AIM
Retype the material that follows, keeping every word as it is.

GIVEN RECORDS
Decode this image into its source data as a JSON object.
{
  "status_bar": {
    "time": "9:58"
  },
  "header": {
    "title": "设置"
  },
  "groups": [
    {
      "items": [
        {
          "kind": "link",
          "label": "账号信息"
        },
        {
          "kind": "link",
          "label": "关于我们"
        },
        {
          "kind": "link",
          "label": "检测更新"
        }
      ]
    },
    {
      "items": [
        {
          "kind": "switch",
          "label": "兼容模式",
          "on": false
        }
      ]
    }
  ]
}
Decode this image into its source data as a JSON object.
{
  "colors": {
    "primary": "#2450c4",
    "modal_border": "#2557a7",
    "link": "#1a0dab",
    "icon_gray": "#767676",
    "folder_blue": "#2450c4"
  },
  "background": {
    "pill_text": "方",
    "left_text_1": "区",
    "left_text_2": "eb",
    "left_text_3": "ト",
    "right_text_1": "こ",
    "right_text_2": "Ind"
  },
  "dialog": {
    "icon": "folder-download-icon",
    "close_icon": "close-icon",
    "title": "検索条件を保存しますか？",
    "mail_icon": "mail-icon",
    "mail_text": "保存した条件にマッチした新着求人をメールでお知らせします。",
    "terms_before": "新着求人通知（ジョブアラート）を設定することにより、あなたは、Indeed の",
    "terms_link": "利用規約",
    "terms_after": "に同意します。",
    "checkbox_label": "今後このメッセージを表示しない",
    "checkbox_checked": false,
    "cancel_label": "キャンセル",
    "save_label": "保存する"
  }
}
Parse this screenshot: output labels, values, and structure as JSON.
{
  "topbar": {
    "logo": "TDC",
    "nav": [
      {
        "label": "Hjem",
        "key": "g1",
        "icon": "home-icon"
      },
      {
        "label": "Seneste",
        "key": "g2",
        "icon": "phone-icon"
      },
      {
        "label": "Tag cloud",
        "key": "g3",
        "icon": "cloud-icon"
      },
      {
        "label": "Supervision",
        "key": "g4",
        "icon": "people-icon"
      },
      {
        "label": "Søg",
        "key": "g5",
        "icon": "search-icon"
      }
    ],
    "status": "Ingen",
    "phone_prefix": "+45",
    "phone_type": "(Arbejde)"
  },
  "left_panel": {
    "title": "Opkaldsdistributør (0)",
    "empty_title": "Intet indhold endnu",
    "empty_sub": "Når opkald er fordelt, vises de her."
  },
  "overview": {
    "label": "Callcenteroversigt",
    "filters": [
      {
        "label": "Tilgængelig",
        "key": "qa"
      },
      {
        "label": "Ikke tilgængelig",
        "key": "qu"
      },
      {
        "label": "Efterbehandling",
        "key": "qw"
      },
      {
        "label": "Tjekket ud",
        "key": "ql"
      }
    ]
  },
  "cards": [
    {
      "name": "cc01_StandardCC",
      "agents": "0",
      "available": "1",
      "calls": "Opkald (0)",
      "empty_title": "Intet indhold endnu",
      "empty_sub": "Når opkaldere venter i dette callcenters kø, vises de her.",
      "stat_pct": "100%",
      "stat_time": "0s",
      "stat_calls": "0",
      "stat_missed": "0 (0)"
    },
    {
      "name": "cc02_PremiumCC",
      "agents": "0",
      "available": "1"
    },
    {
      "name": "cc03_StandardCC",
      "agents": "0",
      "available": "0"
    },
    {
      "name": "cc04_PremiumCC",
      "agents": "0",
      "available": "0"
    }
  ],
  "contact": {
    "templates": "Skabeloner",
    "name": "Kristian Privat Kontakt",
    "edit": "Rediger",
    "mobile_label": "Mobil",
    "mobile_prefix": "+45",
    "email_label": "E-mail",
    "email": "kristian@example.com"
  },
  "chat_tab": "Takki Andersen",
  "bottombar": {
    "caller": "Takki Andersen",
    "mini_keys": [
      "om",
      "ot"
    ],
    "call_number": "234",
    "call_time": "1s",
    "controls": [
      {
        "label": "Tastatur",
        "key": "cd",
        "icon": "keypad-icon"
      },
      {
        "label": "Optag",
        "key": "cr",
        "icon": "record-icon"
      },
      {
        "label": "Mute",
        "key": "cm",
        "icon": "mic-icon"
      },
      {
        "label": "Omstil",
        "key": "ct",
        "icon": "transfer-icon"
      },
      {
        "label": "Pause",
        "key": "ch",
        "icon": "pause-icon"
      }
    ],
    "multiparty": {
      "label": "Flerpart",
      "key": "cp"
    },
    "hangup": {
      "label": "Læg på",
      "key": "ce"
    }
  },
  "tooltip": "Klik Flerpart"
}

REPLY
Decode this image into its source data as a JSON object.
{
  "status_bar": {
    "time": "9:58"
  },
  "header": {
    "title": "设置"
  },
  "groups": [
    {
      "items": [
        {
          "kind": "link",
          "label": "账号信息"
        },
        {
          "kind": "link",
          "label": "关于我们"
        },
        {
          "kind": "link",
          "label": "检测更新"
        }
      ]
    },
    {
      "items": [
        {
          "kind": "switch",
          "label": "兼容模式",
          "on": false
        }
      ]
    }
  ]
}
Decode this image into its source data as a JSON object.
{
  "colors": {
    "primary": "#2450c4",
    "modal_border": "#2557a7",
    "link": "#1a0dab",
    "icon_gray": "#767676",
    "folder_blue": "#2450c4"
  },
  "background": {
    "pill_text": "方",
    "left_text_1": "区",
    "left_text_2": "eb",
    "left_text_3": "ト",
    "right_text_1": "こ",
    "right_text_2": "Ind"
  },
  "dialog": {
    "icon": "folder-download-icon",
    "close_icon": "close-icon",
    "title": "検索条件を保存しますか？",
    "mail_icon": "mail-icon",
    "mail_text": "保存した条件にマッチした新着求人をメールでお知らせします。",
    "terms_before": "新着求人通知（ジョブアラート）を設定することにより、あなたは、Indeed の",
    "terms_link": "利用規約",
    "terms_after": "に同意します。",
    "checkbox_label": "今後このメッセージを表示しない",
    "checkbox_checked": false,
    "cancel_label": "キャンセル",
    "save_label": "保存する"
  }
}
Parse this screenshot: output labels, values, and structure as JSON.
{
  "topbar": {
    "logo": "TDC",
    "nav": [
      {
        "label": "Hjem",
        "key": "g1",
        "icon": "home-icon"
      },
      {
        "label": "Seneste",
        "key": "g2",
        "icon": "phone-icon"
      },
      {
        "label": "Tag cloud",
        "key": "g3",
        "icon": "cloud-icon"
      },
      {
        "label": "Supervision",
        "key": "g4",
        "icon": "people-icon"
      },
      {
        "label": "Søg",
        "key": "g5",
        "icon": "search-icon"
      }
    ],
    "status": "Ingen",
    "phone_prefix": "+45",
    "phone_type": "(Arbejde)"
  },
  "left_panel": {
    "title": "Opkaldsdistributør (0)",
    "empty_title": "Intet indhold endnu",
    "empty_sub": "Når opkald er fordelt, vises de her."
  },
  "overview": {
    "label": "Callcenteroversigt",
    "filters": [
      {
        "label": "Tilgængelig",
        "key": "qa"
      },
      {
        "label": "Ikke tilgængelig",
        "key": "qu"
      },
      {
        "label": "Efterbehandling",
        "key": "qw"
      },
      {
        "label": "Tjekket ud",
        "key": "ql"
      }
    ]
  },
  "cards": [
    {
      "name": "cc01_StandardCC",
      "agents": "0",
      "available": "1",
      "calls": "Opkald (0)",
      "empty_title": "Intet indhold endnu",
      "empty_sub": "Når opkaldere venter i dette callcenters kø, vises de her.",
      "stat_pct": "100%",
      "stat_time": "0s",
      "stat_calls": "0",
      "stat_missed": "0 (0)"
    },
    {
      "name": "cc02_PremiumCC",
      "agents": "0",
      "available": "1"
    },
    {
      "name": "cc03_StandardCC",
      "agents": "0",
      "available": "0"
    },
    {
      "name": "cc04_PremiumCC",
      "agents": "0",
      "available": "0"
    }
  ],
  "contact": {
    "templates": "Skabeloner",
    "name": "Kristian Privat Kontakt",
    "edit": "Rediger",
    "mobile_label": "Mobil",
    "mobile_prefix": "+45",
    "email_label": "E-mail",
    "email": "kristian@example.com"
  },
  "chat_tab": "Takki Andersen",
  "bottombar": {
    "caller": "Takki Andersen",
    "mini_keys": [
      "om",
      "ot"
    ],
    "call_number": "234",
    "call_time": "1s",
    "controls": [
      {
        "label": "Tastatur",
        "key": "cd",
        "icon": "keypad-icon"
      },
      {
        "label": "Optag",
        "key": "cr",
        "icon": "record-icon"
      },
      {
        "label": "Mute",
        "key": "cm",
        "icon": "mic-icon"
      },
      {
        "label": "Omstil",
        "key": "ct",
        "icon": "transfer-icon"
      },
      {
        "label": "Pause",
        "key": "ch",
        "icon": "pause-icon"
      }
    ],
    "multiparty": {
      "label": "Flerpart",
      "key": "cp"
    },
    "hangup": {
      "label": "Læg på",
      "key": "ce"
    }
  },
  "tooltip": "Klik Flerpart"
}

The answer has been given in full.